Request. Produce a word-for-word copy of the listing below without its pictures.

Figure dataset records
::::

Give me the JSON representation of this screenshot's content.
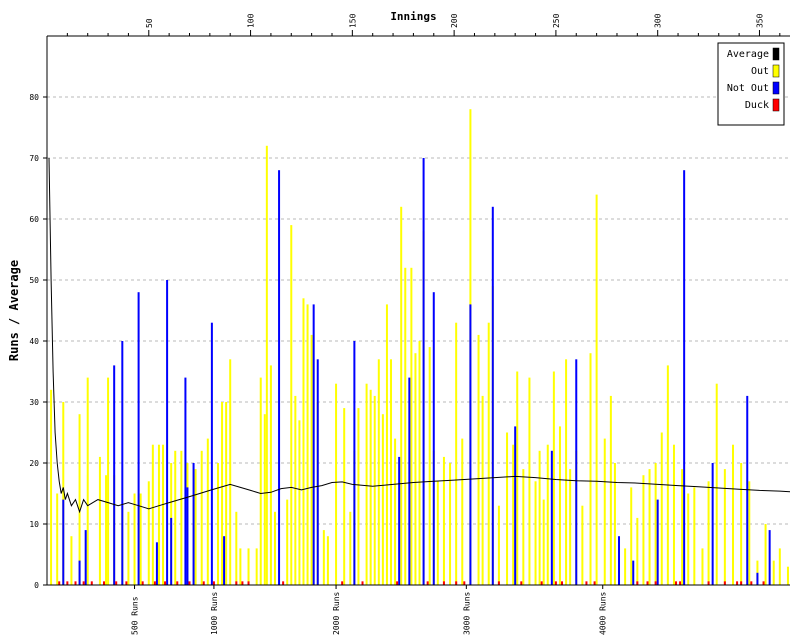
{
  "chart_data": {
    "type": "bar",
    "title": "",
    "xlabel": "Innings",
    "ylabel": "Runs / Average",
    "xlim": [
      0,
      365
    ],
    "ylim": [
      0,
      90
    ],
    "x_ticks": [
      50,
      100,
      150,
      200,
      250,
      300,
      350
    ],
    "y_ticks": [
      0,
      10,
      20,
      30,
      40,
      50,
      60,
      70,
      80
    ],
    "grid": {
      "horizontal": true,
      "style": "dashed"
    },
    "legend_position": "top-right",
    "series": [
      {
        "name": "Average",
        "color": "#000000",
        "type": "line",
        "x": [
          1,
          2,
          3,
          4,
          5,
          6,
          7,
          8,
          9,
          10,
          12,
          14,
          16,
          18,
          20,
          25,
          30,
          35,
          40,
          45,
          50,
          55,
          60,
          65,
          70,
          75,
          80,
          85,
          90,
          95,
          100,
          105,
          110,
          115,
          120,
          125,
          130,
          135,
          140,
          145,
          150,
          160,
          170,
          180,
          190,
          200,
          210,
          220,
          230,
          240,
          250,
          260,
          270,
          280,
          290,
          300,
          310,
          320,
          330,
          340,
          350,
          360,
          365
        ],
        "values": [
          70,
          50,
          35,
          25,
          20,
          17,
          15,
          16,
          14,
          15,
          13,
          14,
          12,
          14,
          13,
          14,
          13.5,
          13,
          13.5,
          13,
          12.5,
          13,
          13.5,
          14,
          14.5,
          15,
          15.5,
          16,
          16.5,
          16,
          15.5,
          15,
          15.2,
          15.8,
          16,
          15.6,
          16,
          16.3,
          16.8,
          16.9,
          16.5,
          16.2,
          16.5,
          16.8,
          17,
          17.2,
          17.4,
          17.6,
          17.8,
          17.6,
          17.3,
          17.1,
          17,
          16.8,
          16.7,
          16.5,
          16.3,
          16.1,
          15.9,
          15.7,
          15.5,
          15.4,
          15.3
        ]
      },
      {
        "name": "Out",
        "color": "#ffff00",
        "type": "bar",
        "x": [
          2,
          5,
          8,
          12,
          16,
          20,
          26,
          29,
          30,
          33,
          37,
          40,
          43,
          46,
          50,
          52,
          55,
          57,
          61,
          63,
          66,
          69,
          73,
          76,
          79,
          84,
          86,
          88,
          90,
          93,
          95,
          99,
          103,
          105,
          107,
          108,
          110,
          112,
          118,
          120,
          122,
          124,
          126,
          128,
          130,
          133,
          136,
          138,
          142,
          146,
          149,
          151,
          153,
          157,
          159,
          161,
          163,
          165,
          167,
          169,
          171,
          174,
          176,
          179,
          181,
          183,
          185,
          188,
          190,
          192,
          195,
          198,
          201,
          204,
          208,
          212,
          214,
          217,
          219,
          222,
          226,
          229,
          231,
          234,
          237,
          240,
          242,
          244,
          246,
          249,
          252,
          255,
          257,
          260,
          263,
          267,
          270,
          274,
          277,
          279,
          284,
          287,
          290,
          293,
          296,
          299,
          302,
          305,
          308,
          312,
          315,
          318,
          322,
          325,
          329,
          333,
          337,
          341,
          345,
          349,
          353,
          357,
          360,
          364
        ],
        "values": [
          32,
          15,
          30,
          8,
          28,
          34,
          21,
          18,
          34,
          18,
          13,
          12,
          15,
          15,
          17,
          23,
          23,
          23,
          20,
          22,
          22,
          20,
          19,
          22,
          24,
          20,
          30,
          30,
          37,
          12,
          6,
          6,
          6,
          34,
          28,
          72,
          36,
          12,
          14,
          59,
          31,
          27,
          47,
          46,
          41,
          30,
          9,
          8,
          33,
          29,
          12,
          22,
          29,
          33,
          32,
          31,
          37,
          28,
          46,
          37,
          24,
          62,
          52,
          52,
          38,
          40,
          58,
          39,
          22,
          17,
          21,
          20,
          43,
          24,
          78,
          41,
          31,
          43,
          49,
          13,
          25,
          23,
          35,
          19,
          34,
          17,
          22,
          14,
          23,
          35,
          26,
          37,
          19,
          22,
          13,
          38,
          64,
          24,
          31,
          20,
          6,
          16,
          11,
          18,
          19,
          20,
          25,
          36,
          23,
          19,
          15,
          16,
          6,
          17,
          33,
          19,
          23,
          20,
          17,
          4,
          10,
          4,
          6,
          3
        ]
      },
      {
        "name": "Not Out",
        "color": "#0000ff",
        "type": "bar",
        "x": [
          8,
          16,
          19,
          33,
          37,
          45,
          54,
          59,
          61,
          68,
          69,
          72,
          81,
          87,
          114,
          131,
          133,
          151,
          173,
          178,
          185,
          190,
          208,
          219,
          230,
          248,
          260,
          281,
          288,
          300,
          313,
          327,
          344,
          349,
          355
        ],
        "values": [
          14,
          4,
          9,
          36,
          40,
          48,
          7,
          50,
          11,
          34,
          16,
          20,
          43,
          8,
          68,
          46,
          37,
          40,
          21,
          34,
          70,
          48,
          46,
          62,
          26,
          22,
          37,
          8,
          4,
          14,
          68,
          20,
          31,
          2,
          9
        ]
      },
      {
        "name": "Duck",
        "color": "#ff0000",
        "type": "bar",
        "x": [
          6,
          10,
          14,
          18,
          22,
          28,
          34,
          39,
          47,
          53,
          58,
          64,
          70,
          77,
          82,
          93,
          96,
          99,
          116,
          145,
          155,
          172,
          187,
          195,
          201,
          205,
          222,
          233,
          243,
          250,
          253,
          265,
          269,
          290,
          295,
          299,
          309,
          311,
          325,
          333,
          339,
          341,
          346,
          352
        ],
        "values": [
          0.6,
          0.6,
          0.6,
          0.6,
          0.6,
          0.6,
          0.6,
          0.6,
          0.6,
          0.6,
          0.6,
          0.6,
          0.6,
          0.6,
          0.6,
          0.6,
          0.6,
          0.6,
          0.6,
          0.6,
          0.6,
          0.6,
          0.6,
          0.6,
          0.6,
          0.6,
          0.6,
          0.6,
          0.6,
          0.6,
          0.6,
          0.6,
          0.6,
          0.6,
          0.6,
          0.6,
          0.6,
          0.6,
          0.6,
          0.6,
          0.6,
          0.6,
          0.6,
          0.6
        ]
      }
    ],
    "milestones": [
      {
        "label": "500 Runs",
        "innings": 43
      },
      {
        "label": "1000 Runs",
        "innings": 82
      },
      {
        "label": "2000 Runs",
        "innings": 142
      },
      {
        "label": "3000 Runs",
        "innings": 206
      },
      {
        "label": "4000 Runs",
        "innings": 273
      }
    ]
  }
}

::::

The answer.
Give me the JSON representation of this screenshot's content.
{
  "chart_data": {
    "type": "bar",
    "title": "",
    "xlabel": "Innings",
    "ylabel": "Runs / Average",
    "xlim": [
      0,
      365
    ],
    "ylim": [
      0,
      90
    ],
    "x_ticks": [
      50,
      100,
      150,
      200,
      250,
      300,
      350
    ],
    "y_ticks": [
      0,
      10,
      20,
      30,
      40,
      50,
      60,
      70,
      80
    ],
    "grid": {
      "horizontal": true,
      "style": "dashed"
    },
    "legend_position": "top-right",
    "series": [
      {
        "name": "Average",
        "color": "#000000",
        "type": "line",
        "x": [
          1,
          2,
          3,
          4,
          5,
          6,
          7,
          8,
          9,
          10,
          12,
          14,
          16,
          18,
          20,
          25,
          30,
          35,
          40,
          45,
          50,
          55,
          60,
          65,
          70,
          75,
          80,
          85,
          90,
          95,
          100,
          105,
          110,
          115,
          120,
          125,
          130,
          135,
          140,
          145,
          150,
          160,
          170,
          180,
          190,
          200,
          210,
          220,
          230,
          240,
          250,
          260,
          270,
          280,
          290,
          300,
          310,
          320,
          330,
          340,
          350,
          360,
          365
        ],
        "values": [
          70,
          50,
          35,
          25,
          20,
          17,
          15,
          16,
          14,
          15,
          13,
          14,
          12,
          14,
          13,
          14,
          13.5,
          13,
          13.5,
          13,
          12.5,
          13,
          13.5,
          14,
          14.5,
          15,
          15.5,
          16,
          16.5,
          16,
          15.5,
          15,
          15.2,
          15.8,
          16,
          15.6,
          16,
          16.3,
          16.8,
          16.9,
          16.5,
          16.2,
          16.5,
          16.8,
          17,
          17.2,
          17.4,
          17.6,
          17.8,
          17.6,
          17.3,
          17.1,
          17,
          16.8,
          16.7,
          16.5,
          16.3,
          16.1,
          15.9,
          15.7,
          15.5,
          15.4,
          15.3
        ]
      },
      {
        "name": "Out",
        "color": "#ffff00",
        "type": "bar",
        "x": [
          2,
          5,
          8,
          12,
          16,
          20,
          26,
          29,
          30,
          33,
          37,
          40,
          43,
          46,
          50,
          52,
          55,
          57,
          61,
          63,
          66,
          69,
          73,
          76,
          79,
          84,
          86,
          88,
          90,
          93,
          95,
          99,
          103,
          105,
          107,
          108,
          110,
          112,
          118,
          120,
          122,
          124,
          126,
          128,
          130,
          133,
          136,
          138,
          142,
          146,
          149,
          151,
          153,
          157,
          159,
          161,
          163,
          165,
          167,
          169,
          171,
          174,
          176,
          179,
          181,
          183,
          185,
          188,
          190,
          192,
          195,
          198,
          201,
          204,
          208,
          212,
          214,
          217,
          219,
          222,
          226,
          229,
          231,
          234,
          237,
          240,
          242,
          244,
          246,
          249,
          252,
          255,
          257,
          260,
          263,
          267,
          270,
          274,
          277,
          279,
          284,
          287,
          290,
          293,
          296,
          299,
          302,
          305,
          308,
          312,
          315,
          318,
          322,
          325,
          329,
          333,
          337,
          341,
          345,
          349,
          353,
          357,
          360,
          364
        ],
        "values": [
          32,
          15,
          30,
          8,
          28,
          34,
          21,
          18,
          34,
          18,
          13,
          12,
          15,
          15,
          17,
          23,
          23,
          23,
          20,
          22,
          22,
          20,
          19,
          22,
          24,
          20,
          30,
          30,
          37,
          12,
          6,
          6,
          6,
          34,
          28,
          72,
          36,
          12,
          14,
          59,
          31,
          27,
          47,
          46,
          41,
          30,
          9,
          8,
          33,
          29,
          12,
          22,
          29,
          33,
          32,
          31,
          37,
          28,
          46,
          37,
          24,
          62,
          52,
          52,
          38,
          40,
          58,
          39,
          22,
          17,
          21,
          20,
          43,
          24,
          78,
          41,
          31,
          43,
          49,
          13,
          25,
          23,
          35,
          19,
          34,
          17,
          22,
          14,
          23,
          35,
          26,
          37,
          19,
          22,
          13,
          38,
          64,
          24,
          31,
          20,
          6,
          16,
          11,
          18,
          19,
          20,
          25,
          36,
          23,
          19,
          15,
          16,
          6,
          17,
          33,
          19,
          23,
          20,
          17,
          4,
          10,
          4,
          6,
          3
        ]
      },
      {
        "name": "Not Out",
        "color": "#0000ff",
        "type": "bar",
        "x": [
          8,
          16,
          19,
          33,
          37,
          45,
          54,
          59,
          61,
          68,
          69,
          72,
          81,
          87,
          114,
          131,
          133,
          151,
          173,
          178,
          185,
          190,
          208,
          219,
          230,
          248,
          260,
          281,
          288,
          300,
          313,
          327,
          344,
          349,
          355
        ],
        "values": [
          14,
          4,
          9,
          36,
          40,
          48,
          7,
          50,
          11,
          34,
          16,
          20,
          43,
          8,
          68,
          46,
          37,
          40,
          21,
          34,
          70,
          48,
          46,
          62,
          26,
          22,
          37,
          8,
          4,
          14,
          68,
          20,
          31,
          2,
          9
        ]
      },
      {
        "name": "Duck",
        "color": "#ff0000",
        "type": "bar",
        "x": [
          6,
          10,
          14,
          18,
          22,
          28,
          34,
          39,
          47,
          53,
          58,
          64,
          70,
          77,
          82,
          93,
          96,
          99,
          116,
          145,
          155,
          172,
          187,
          195,
          201,
          205,
          222,
          233,
          243,
          250,
          253,
          265,
          269,
          290,
          295,
          299,
          309,
          311,
          325,
          333,
          339,
          341,
          346,
          352
        ],
        "values": [
          0.6,
          0.6,
          0.6,
          0.6,
          0.6,
          0.6,
          0.6,
          0.6,
          0.6,
          0.6,
          0.6,
          0.6,
          0.6,
          0.6,
          0.6,
          0.6,
          0.6,
          0.6,
          0.6,
          0.6,
          0.6,
          0.6,
          0.6,
          0.6,
          0.6,
          0.6,
          0.6,
          0.6,
          0.6,
          0.6,
          0.6,
          0.6,
          0.6,
          0.6,
          0.6,
          0.6,
          0.6,
          0.6,
          0.6,
          0.6,
          0.6,
          0.6,
          0.6,
          0.6
        ]
      }
    ],
    "milestones": [
      {
        "label": "500 Runs",
        "innings": 43
      },
      {
        "label": "1000 Runs",
        "innings": 82
      },
      {
        "label": "2000 Runs",
        "innings": 142
      },
      {
        "label": "3000 Runs",
        "innings": 206
      },
      {
        "label": "4000 Runs",
        "innings": 273
      }
    ]
  }
}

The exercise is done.